## WORK TO DO:
In the listing below, locate the lines that hold "does" and copy them.

>> begin SUPPLIED ENTRIES

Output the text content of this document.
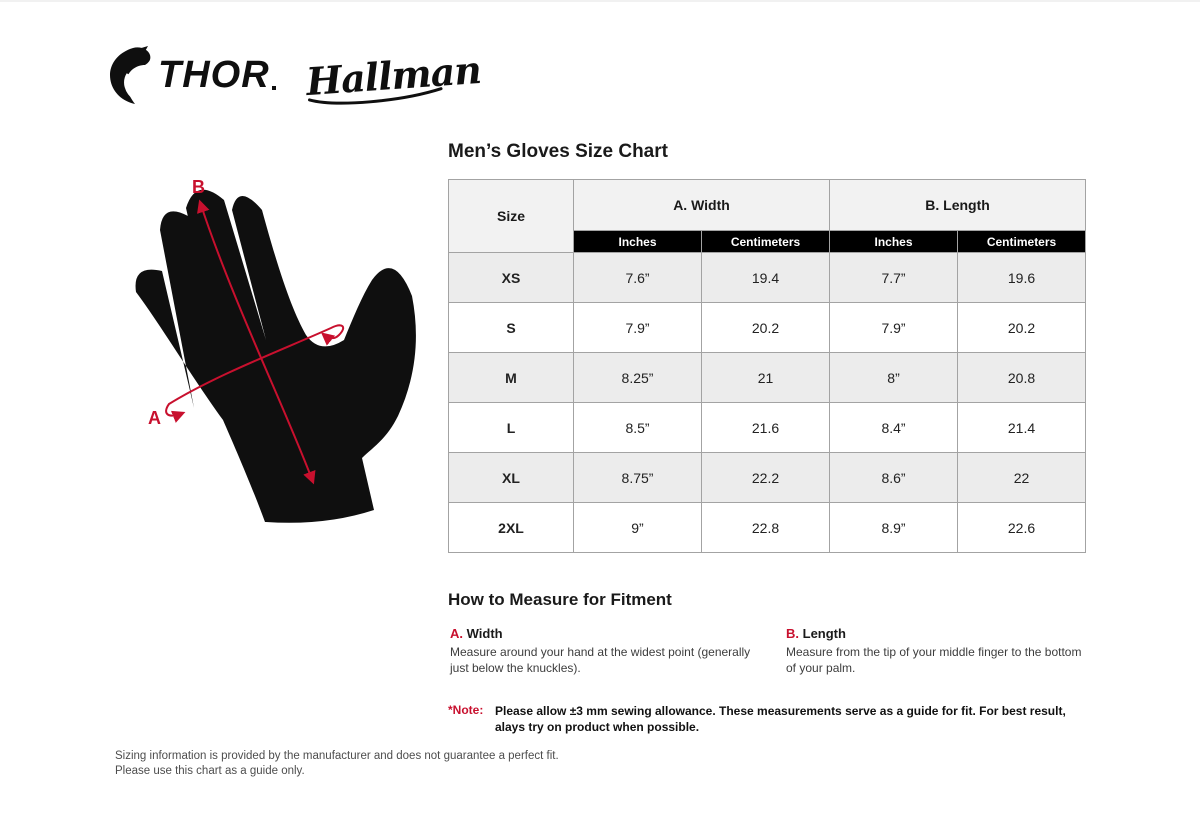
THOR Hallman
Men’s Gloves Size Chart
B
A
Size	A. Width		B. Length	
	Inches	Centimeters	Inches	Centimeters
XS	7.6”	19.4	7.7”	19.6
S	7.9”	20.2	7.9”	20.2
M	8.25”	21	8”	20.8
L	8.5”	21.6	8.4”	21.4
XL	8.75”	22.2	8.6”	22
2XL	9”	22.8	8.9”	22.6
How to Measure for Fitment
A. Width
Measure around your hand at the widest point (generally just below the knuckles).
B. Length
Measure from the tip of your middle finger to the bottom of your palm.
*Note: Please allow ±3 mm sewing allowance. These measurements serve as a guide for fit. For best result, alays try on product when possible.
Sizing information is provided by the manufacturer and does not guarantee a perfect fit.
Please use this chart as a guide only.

>> end SUPPLIED ENTRIES
>> begin SUPPLIED ENTRIES

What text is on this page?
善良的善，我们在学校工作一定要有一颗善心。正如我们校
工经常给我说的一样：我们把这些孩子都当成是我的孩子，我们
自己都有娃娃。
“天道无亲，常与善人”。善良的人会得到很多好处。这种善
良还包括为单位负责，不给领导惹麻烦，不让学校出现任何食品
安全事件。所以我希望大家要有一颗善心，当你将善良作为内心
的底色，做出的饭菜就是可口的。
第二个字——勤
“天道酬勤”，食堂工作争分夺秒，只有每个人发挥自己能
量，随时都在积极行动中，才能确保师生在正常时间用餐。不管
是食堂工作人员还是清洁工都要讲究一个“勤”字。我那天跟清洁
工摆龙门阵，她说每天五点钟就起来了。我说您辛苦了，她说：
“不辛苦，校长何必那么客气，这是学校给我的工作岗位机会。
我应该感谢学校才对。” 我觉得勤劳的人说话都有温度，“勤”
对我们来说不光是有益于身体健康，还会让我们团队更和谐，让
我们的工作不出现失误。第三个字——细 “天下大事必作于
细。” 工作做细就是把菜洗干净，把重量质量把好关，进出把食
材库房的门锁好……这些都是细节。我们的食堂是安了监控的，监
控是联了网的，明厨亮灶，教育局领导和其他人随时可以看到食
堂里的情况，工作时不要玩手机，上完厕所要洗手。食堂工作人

>> end SUPPLIED ENTRIES
>> begin SUPPLIED ENTRIES

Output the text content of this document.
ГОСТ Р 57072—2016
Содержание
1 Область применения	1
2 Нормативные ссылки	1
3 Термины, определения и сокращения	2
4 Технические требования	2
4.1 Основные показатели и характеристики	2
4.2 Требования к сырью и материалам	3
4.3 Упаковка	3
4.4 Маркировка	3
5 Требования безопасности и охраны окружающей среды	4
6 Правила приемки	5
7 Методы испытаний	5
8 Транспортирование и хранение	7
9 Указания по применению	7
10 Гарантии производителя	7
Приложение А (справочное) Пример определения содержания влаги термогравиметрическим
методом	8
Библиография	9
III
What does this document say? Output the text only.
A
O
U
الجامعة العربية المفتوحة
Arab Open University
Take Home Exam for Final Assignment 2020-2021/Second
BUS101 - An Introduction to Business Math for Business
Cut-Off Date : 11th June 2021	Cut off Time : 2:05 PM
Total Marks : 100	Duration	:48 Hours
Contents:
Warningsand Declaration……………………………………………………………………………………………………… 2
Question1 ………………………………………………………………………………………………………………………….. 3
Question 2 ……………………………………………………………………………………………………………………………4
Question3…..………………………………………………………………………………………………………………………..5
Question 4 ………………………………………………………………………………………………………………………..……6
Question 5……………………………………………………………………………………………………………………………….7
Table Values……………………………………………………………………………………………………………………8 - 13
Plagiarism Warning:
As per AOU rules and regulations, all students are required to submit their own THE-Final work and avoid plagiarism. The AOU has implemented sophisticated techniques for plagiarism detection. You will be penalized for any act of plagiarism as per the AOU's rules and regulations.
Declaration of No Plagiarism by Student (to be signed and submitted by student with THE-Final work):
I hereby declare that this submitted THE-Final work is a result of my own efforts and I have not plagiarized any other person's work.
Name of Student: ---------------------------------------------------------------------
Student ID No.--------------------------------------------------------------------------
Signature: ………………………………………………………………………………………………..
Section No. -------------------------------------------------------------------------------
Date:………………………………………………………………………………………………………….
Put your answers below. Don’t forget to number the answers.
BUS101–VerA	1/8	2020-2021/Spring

>> end SUPPLIED ENTRIES

## EXERCISE RESULT:
Sizing information is provided by the manufacturer and does not guarantee a perfect fit.
What does this document say? Output the text only.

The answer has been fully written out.